CONSIGNE: Extrayez et recopiez à l'identique tout ce qui va de la ligne contenant "square-f1[interactable] bbox=[125, 149, 146, 172]" jusqu'à la ligne contenant "square-a8[interactable] bbox=[21, 16, 40, 37]", ces deux lignes comprises.

____

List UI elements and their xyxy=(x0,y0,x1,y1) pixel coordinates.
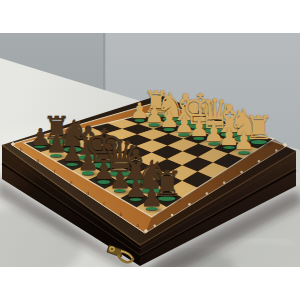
product-photo: abcdefgh ♟♟♟♟♟♟♟♟♜♞♝♛♚♝♞♜♟♟♟♟♟♟♟♟♜♞♝♛♚♝♞… xyxy=(0,0,300,300)
scene: abcdefgh xyxy=(0,33,300,267)
wall-corner-line xyxy=(103,33,105,95)
photo-area: abcdefgh xyxy=(0,33,300,267)
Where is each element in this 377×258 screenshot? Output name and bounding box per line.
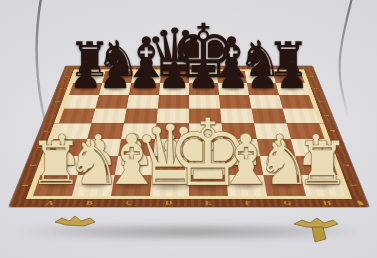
- rank-label-6: 6: [41, 100, 73, 104]
- maker-mark-icon: ♞: [354, 199, 367, 206]
- file-label-b: B: [69, 199, 110, 206]
- rank-label-5: 5: [35, 113, 69, 118]
- black-pawn-e7[interactable]: ♟: [187, 58, 220, 95]
- file-label-a: A: [29, 199, 71, 206]
- square-g6[interactable]: [249, 95, 283, 108]
- black-pawn-b7[interactable]: ♟: [99, 58, 132, 95]
- square-b6[interactable]: [95, 95, 129, 108]
- photo-canvas: A B C D E F G H 1 2 3 4 5 6 7 8 1 2: [0, 0, 377, 258]
- white-rook-h1[interactable]: ♜: [295, 134, 349, 194]
- rank-label-5: 5: [310, 113, 344, 118]
- file-label-h: H: [307, 199, 349, 206]
- black-pawn-a7[interactable]: ♟: [69, 58, 102, 95]
- black-pawn-f7[interactable]: ♟: [217, 58, 250, 95]
- black-pawn-g7[interactable]: ♟: [246, 58, 279, 95]
- black-pawn-c7[interactable]: ♟: [128, 58, 161, 95]
- file-label-g: G: [268, 199, 309, 206]
- rank-label-6: 6: [305, 100, 337, 104]
- black-pawn-d7[interactable]: ♟: [158, 58, 191, 95]
- black-pawn-h7[interactable]: ♟: [276, 58, 309, 95]
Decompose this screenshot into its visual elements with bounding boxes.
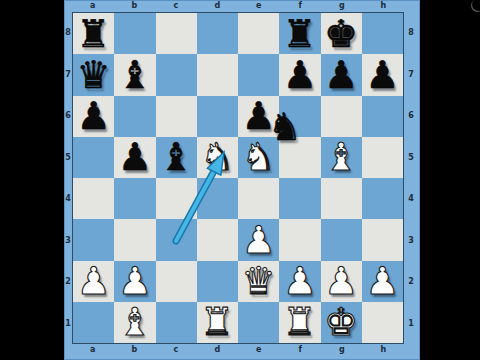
rank-label-6: 6 bbox=[403, 95, 419, 137]
piece-black-pawn-b5[interactable]: ♟ bbox=[118, 138, 152, 176]
square-c4[interactable] bbox=[156, 178, 197, 219]
file-label-g: g bbox=[321, 1, 363, 12]
square-f8[interactable]: ♜ bbox=[279, 13, 320, 54]
square-g6[interactable] bbox=[321, 96, 362, 137]
black-to-move-indicator bbox=[472, 0, 480, 11]
square-a8[interactable]: ♜ bbox=[73, 13, 114, 54]
rank-labels-left: 87654321 bbox=[64, 12, 72, 344]
square-a5[interactable] bbox=[73, 137, 114, 178]
rank-label-4: 4 bbox=[403, 178, 419, 220]
piece-black-bishop-c5[interactable]: ♝ bbox=[159, 138, 193, 176]
square-d5[interactable]: ♞ bbox=[197, 137, 238, 178]
square-a4[interactable] bbox=[73, 178, 114, 219]
piece-white-queen-e2[interactable]: ♛ bbox=[242, 262, 276, 300]
piece-white-pawn-f2[interactable]: ♟ bbox=[283, 262, 317, 300]
file-label-b: b bbox=[114, 345, 156, 358]
square-d2[interactable] bbox=[197, 261, 238, 302]
square-a7[interactable]: ♛ bbox=[73, 54, 114, 95]
rank-label-2: 2 bbox=[403, 261, 419, 303]
square-b7[interactable]: ♝ bbox=[114, 54, 155, 95]
square-h5[interactable] bbox=[362, 137, 403, 178]
file-label-f: f bbox=[280, 345, 322, 358]
square-f6[interactable]: ♞ bbox=[279, 96, 320, 137]
rank-label-2: 2 bbox=[64, 261, 72, 303]
file-label-a: a bbox=[72, 1, 114, 12]
rank-labels-right: 87654321 bbox=[403, 12, 419, 344]
file-label-d: d bbox=[197, 345, 239, 358]
rank-label-1: 1 bbox=[64, 303, 72, 345]
square-h7[interactable]: ♟ bbox=[362, 54, 403, 95]
square-f7[interactable]: ♟ bbox=[279, 54, 320, 95]
rank-label-8: 8 bbox=[64, 12, 72, 54]
piece-black-rook-a8[interactable]: ♜ bbox=[77, 15, 111, 53]
square-b5[interactable]: ♟ bbox=[114, 137, 155, 178]
file-label-e: e bbox=[238, 345, 280, 358]
rank-label-7: 7 bbox=[403, 54, 419, 96]
rank-label-7: 7 bbox=[64, 54, 72, 96]
piece-white-knight-d5[interactable]: ♞ bbox=[200, 138, 234, 176]
square-e4[interactable] bbox=[238, 178, 279, 219]
square-c1[interactable] bbox=[156, 302, 197, 343]
piece-white-pawn-h2[interactable]: ♟ bbox=[365, 262, 399, 300]
square-a1[interactable] bbox=[73, 302, 114, 343]
rank-label-4: 4 bbox=[64, 178, 72, 220]
square-f4[interactable] bbox=[279, 178, 320, 219]
square-f1[interactable]: ♜ bbox=[279, 302, 320, 343]
square-e3[interactable]: ♟ bbox=[238, 219, 279, 260]
square-h3[interactable] bbox=[362, 219, 403, 260]
rank-label-8: 8 bbox=[403, 12, 419, 54]
square-b4[interactable] bbox=[114, 178, 155, 219]
square-c2[interactable] bbox=[156, 261, 197, 302]
file-labels-top: abcdefgh bbox=[72, 1, 404, 12]
file-label-h: h bbox=[363, 1, 405, 12]
square-a2[interactable]: ♟ bbox=[73, 261, 114, 302]
rank-label-3: 3 bbox=[403, 220, 419, 262]
piece-white-pawn-b2[interactable]: ♟ bbox=[118, 262, 152, 300]
square-f3[interactable] bbox=[279, 219, 320, 260]
piece-white-pawn-e3[interactable]: ♟ bbox=[242, 221, 276, 259]
square-c8[interactable] bbox=[156, 13, 197, 54]
rank-label-6: 6 bbox=[64, 95, 72, 137]
file-label-c: c bbox=[155, 345, 197, 358]
square-e2[interactable]: ♛ bbox=[238, 261, 279, 302]
square-c6[interactable] bbox=[156, 96, 197, 137]
square-g4[interactable] bbox=[321, 178, 362, 219]
square-d1[interactable]: ♜ bbox=[197, 302, 238, 343]
square-c3[interactable] bbox=[156, 219, 197, 260]
piece-black-pawn-h7[interactable]: ♟ bbox=[365, 56, 399, 94]
square-e7[interactable] bbox=[238, 54, 279, 95]
rank-label-1: 1 bbox=[403, 303, 419, 345]
rank-label-5: 5 bbox=[64, 137, 72, 179]
square-a6[interactable]: ♟ bbox=[73, 96, 114, 137]
piece-white-bishop-b1[interactable]: ♝ bbox=[118, 303, 152, 341]
square-e8[interactable] bbox=[238, 13, 279, 54]
square-b3[interactable] bbox=[114, 219, 155, 260]
square-d3[interactable] bbox=[197, 219, 238, 260]
square-h8[interactable] bbox=[362, 13, 403, 54]
square-d8[interactable] bbox=[197, 13, 238, 54]
square-g8[interactable]: ♚ bbox=[321, 13, 362, 54]
piece-black-pawn-g7[interactable]: ♟ bbox=[324, 56, 358, 94]
board-grid: ♜♜♚♛♝♟♟♟♟♟♞♟♝♞♞♝♟♟♟♛♟♟♟♝♜♜♚ bbox=[73, 13, 403, 343]
square-a3[interactable] bbox=[73, 219, 114, 260]
piece-black-pawn-a6[interactable]: ♟ bbox=[77, 97, 111, 135]
square-d6[interactable] bbox=[197, 96, 238, 137]
piece-white-king-g1[interactable]: ♚ bbox=[324, 303, 358, 341]
file-label-b: b bbox=[114, 1, 156, 12]
piece-black-pawn-f7[interactable]: ♟ bbox=[283, 56, 317, 94]
square-d4[interactable] bbox=[197, 178, 238, 219]
file-label-a: a bbox=[72, 345, 114, 358]
square-h2[interactable]: ♟ bbox=[362, 261, 403, 302]
board-squares-area: ♜♜♚♛♝♟♟♟♟♟♞♟♝♞♞♝♟♟♟♛♟♟♟♝♜♜♚ bbox=[72, 12, 404, 344]
square-g7[interactable]: ♟ bbox=[321, 54, 362, 95]
square-h6[interactable] bbox=[362, 96, 403, 137]
rank-label-5: 5 bbox=[403, 137, 419, 179]
square-g5[interactable]: ♝ bbox=[321, 137, 362, 178]
piece-white-bishop-g5[interactable]: ♝ bbox=[324, 138, 358, 176]
rank-label-3: 3 bbox=[64, 220, 72, 262]
piece-white-rook-d1[interactable]: ♜ bbox=[200, 303, 234, 341]
square-e1[interactable] bbox=[238, 302, 279, 343]
file-label-c: c bbox=[155, 1, 197, 12]
file-label-f: f bbox=[280, 1, 322, 12]
chess-board: abcdefgh abcdefgh 87654321 87654321 ♜♜♚♛… bbox=[64, 0, 420, 360]
piece-black-bishop-b7[interactable]: ♝ bbox=[118, 56, 152, 94]
square-g1[interactable]: ♚ bbox=[321, 302, 362, 343]
piece-black-rook-f8[interactable]: ♜ bbox=[283, 15, 317, 53]
square-g2[interactable]: ♟ bbox=[321, 261, 362, 302]
file-label-h: h bbox=[363, 345, 405, 358]
square-h1[interactable] bbox=[362, 302, 403, 343]
piece-black-king-g8[interactable]: ♚ bbox=[324, 15, 358, 53]
piece-black-queen-a7[interactable]: ♛ bbox=[77, 56, 111, 94]
square-b2[interactable]: ♟ bbox=[114, 261, 155, 302]
square-b1[interactable]: ♝ bbox=[114, 302, 155, 343]
square-b8[interactable] bbox=[114, 13, 155, 54]
square-c7[interactable] bbox=[156, 54, 197, 95]
file-label-d: d bbox=[197, 1, 239, 12]
square-f2[interactable]: ♟ bbox=[279, 261, 320, 302]
square-c5[interactable]: ♝ bbox=[156, 137, 197, 178]
file-label-g: g bbox=[321, 345, 363, 358]
piece-white-pawn-a2[interactable]: ♟ bbox=[77, 262, 111, 300]
video-frame: abcdefgh abcdefgh 87654321 87654321 ♜♜♚♛… bbox=[0, 0, 480, 360]
piece-white-rook-f1[interactable]: ♜ bbox=[283, 303, 317, 341]
square-h4[interactable] bbox=[362, 178, 403, 219]
square-d7[interactable] bbox=[197, 54, 238, 95]
square-g3[interactable] bbox=[321, 219, 362, 260]
file-label-e: e bbox=[238, 1, 280, 12]
piece-black-knight-f6[interactable]: ♞ bbox=[268, 108, 302, 146]
file-labels-bottom: abcdefgh bbox=[72, 345, 404, 358]
square-b6[interactable] bbox=[114, 96, 155, 137]
piece-white-pawn-g2[interactable]: ♟ bbox=[324, 262, 358, 300]
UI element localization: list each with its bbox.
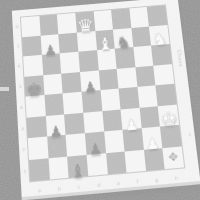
square-f1[interactable] bbox=[125, 149, 146, 172]
square-b4[interactable] bbox=[44, 93, 64, 115]
square-h8[interactable] bbox=[147, 5, 167, 26]
square-c2[interactable] bbox=[66, 133, 87, 156]
corner-logo-icon: ✥ bbox=[163, 146, 185, 169]
square-e7[interactable]: ♝ bbox=[95, 29, 115, 50]
square-g4[interactable] bbox=[137, 85, 158, 107]
square-c6[interactable] bbox=[60, 52, 80, 73]
piece-white-pawn-f3[interactable]: ♟ bbox=[121, 116, 141, 132]
square-f5[interactable] bbox=[117, 67, 137, 89]
rank-label-5: 5 bbox=[17, 84, 23, 89]
piece-black-pawn-b3[interactable]: ♟ bbox=[46, 123, 66, 140]
file-label-e: e bbox=[117, 180, 120, 186]
rank-label-2: 2 bbox=[21, 147, 27, 153]
piece-black-pawn-d5[interactable]: ♟ bbox=[81, 79, 101, 95]
square-b1[interactable] bbox=[48, 156, 69, 179]
square-a8[interactable] bbox=[21, 16, 40, 37]
square-g3[interactable] bbox=[139, 106, 160, 128]
piece-black-pawn-d2[interactable]: ♟ bbox=[85, 141, 105, 158]
square-g5[interactable] bbox=[135, 65, 156, 87]
square-a6[interactable] bbox=[23, 55, 43, 77]
rank-label-6: 6 bbox=[16, 64, 22, 69]
square-a5[interactable]: ♚ bbox=[24, 75, 44, 97]
square-g6[interactable] bbox=[133, 45, 153, 66]
square-f4[interactable] bbox=[119, 87, 140, 109]
square-a7[interactable] bbox=[22, 35, 41, 56]
square-b7[interactable]: ♟ bbox=[40, 34, 60, 55]
file-label-b: b bbox=[58, 185, 61, 191]
rank-label-3: 3 bbox=[19, 126, 25, 132]
square-a1[interactable] bbox=[29, 158, 50, 181]
square-c7[interactable] bbox=[59, 32, 79, 53]
brand-text: Chess bbox=[176, 50, 184, 68]
square-f3[interactable]: ♟ bbox=[121, 107, 142, 129]
piece-white-king-h3[interactable]: ♚ bbox=[159, 109, 180, 130]
square-d5[interactable]: ♟ bbox=[80, 70, 100, 92]
file-label-a: a bbox=[38, 187, 41, 193]
square-f7[interactable]: ♞ bbox=[113, 28, 133, 49]
background-artifact bbox=[0, 87, 9, 91]
square-d6[interactable] bbox=[78, 50, 98, 71]
square-g8[interactable] bbox=[129, 7, 149, 28]
file-label-f: f bbox=[137, 178, 139, 183]
file-label-c: c bbox=[78, 184, 81, 190]
piece-black-pawn-b7[interactable]: ♟ bbox=[41, 42, 60, 57]
piece-black-bishop-c1[interactable]: ♝ bbox=[68, 161, 89, 181]
square-d3[interactable] bbox=[83, 111, 104, 134]
right-edge-mark: 1 bbox=[188, 132, 192, 137]
piece-white-pawn-g2[interactable]: ♟ bbox=[142, 136, 163, 153]
square-e5[interactable] bbox=[98, 68, 118, 90]
piece-black-knight-f7[interactable]: ♞ bbox=[114, 34, 134, 52]
square-e4[interactable] bbox=[100, 89, 121, 111]
square-g7[interactable] bbox=[131, 26, 151, 47]
square-e3[interactable] bbox=[102, 109, 123, 131]
file-label-g: g bbox=[155, 177, 159, 183]
rank-label-1: 1 bbox=[22, 169, 29, 175]
square-c5[interactable] bbox=[61, 72, 81, 94]
square-c4[interactable] bbox=[63, 92, 83, 114]
piece-black-king-a5[interactable]: ♚ bbox=[25, 79, 45, 99]
square-h1[interactable]: ✥ bbox=[163, 146, 185, 169]
piece-white-queen-d8[interactable]: ♛ bbox=[75, 16, 95, 35]
square-h3[interactable]: ♚ bbox=[158, 104, 179, 126]
square-d2[interactable]: ♟ bbox=[85, 132, 106, 155]
square-c8[interactable] bbox=[57, 13, 77, 34]
piece-white-knight-h7[interactable]: ♞ bbox=[150, 31, 170, 49]
square-h7[interactable]: ♞ bbox=[149, 25, 169, 46]
square-a2[interactable] bbox=[28, 137, 48, 160]
rank-label-8: 8 bbox=[14, 24, 20, 29]
square-e8[interactable] bbox=[93, 10, 113, 31]
square-c1[interactable]: ♝ bbox=[67, 154, 88, 177]
photo-background: ♛♟♝♞♞♚♟♟♟♚♟♟♝✥ abcdefgh 87654321 Chess 1 bbox=[0, 0, 200, 200]
square-b5[interactable] bbox=[43, 73, 63, 95]
square-b8[interactable] bbox=[39, 14, 58, 35]
chessboard: ♛♟♝♞♞♚♟♟♟♚♟♟♝✥ bbox=[20, 4, 185, 182]
rank-label-7: 7 bbox=[15, 44, 21, 49]
square-e2[interactable] bbox=[104, 130, 125, 153]
square-c3[interactable] bbox=[64, 112, 84, 135]
square-a3[interactable] bbox=[27, 116, 47, 139]
rank-label-4: 4 bbox=[18, 105, 24, 111]
square-f8[interactable] bbox=[111, 8, 131, 29]
file-label-d: d bbox=[97, 182, 100, 188]
square-b3[interactable]: ♟ bbox=[45, 114, 65, 137]
board-border: ♛♟♝♞♞♚♟♟♟♚♟♟♝✥ abcdefgh 87654321 Chess 1 bbox=[12, 0, 200, 197]
piece-white-bishop-e7[interactable]: ♝ bbox=[95, 35, 115, 53]
square-e1[interactable] bbox=[106, 151, 127, 174]
file-label-h: h bbox=[175, 175, 179, 181]
square-h4[interactable] bbox=[156, 84, 177, 106]
square-d8[interactable]: ♛ bbox=[75, 11, 95, 32]
square-h5[interactable] bbox=[154, 64, 175, 86]
square-g2[interactable]: ♟ bbox=[141, 126, 162, 149]
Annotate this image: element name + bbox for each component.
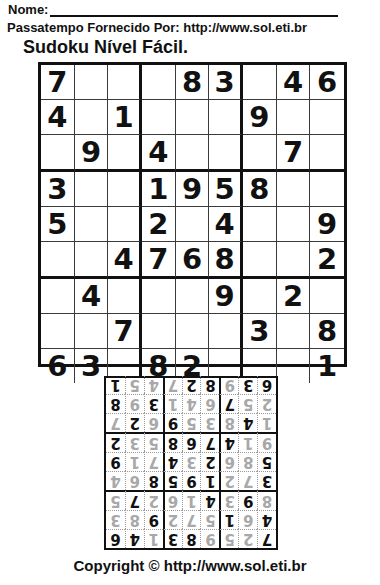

____

RÉSULTAT:
square-f1[interactable] bbox=[125, 149, 146, 172]
square-b4[interactable] bbox=[44, 93, 64, 115]
square-h8[interactable] bbox=[147, 5, 167, 26]
square-c2[interactable] bbox=[66, 133, 87, 156]
corner-logo-icon: ✥ bbox=[163, 146, 185, 169]
square-e7[interactable]: ♝ bbox=[95, 29, 115, 50]
square-g4[interactable] bbox=[137, 85, 158, 107]
square-c6[interactable] bbox=[60, 52, 80, 73]
piece-white-pawn-f3[interactable]: ♟ bbox=[121, 116, 141, 132]
square-f5[interactable] bbox=[117, 67, 137, 89]
rank-label-5: 5 bbox=[17, 84, 23, 89]
piece-black-pawn-b3[interactable]: ♟ bbox=[46, 123, 66, 140]
file-label-e: e bbox=[117, 180, 120, 186]
rank-label-2: 2 bbox=[21, 147, 27, 153]
piece-black-pawn-d5[interactable]: ♟ bbox=[81, 79, 101, 95]
square-b1[interactable] bbox=[48, 156, 69, 179]
square-a8[interactable] bbox=[21, 16, 40, 37]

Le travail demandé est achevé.